* Task data:
┏━━
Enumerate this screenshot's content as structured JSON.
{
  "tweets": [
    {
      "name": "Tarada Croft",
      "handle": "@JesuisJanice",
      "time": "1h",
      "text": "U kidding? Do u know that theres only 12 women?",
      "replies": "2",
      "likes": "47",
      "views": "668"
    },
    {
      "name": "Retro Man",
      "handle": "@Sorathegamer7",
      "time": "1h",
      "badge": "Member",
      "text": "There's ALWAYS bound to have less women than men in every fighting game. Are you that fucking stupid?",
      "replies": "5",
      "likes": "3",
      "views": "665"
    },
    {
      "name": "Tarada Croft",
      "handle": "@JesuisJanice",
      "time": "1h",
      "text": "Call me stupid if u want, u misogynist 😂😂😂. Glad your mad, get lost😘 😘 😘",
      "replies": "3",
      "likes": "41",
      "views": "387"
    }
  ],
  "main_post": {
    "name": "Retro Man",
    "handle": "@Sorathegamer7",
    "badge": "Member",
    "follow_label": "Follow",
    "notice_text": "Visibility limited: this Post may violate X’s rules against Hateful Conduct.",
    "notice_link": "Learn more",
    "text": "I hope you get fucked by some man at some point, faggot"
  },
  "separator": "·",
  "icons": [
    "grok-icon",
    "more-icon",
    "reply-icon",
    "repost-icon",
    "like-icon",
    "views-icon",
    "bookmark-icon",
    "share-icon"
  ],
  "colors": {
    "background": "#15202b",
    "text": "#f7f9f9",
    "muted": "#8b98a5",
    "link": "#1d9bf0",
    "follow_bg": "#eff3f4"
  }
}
┗━━
┏━━
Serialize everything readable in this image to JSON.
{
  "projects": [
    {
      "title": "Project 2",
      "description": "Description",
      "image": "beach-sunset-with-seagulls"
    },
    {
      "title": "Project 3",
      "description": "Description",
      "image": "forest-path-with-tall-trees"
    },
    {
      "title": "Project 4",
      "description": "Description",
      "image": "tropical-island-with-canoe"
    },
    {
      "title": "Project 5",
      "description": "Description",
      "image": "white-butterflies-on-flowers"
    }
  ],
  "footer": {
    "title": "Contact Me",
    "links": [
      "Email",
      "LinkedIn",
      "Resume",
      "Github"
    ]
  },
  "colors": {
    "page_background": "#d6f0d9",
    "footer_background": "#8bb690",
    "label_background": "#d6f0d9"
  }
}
┗━━
* Written request: Return each line among the entries that holds the word "image".

* Solution:
Serialize everything readable in this image to JSON.
      "image": "beach-sunset-with-seagulls"
      "image": "forest-path-with-tall-trees"
      "image": "tropical-island-with-canoe"
      "image": "white-butterflies-on-flowers"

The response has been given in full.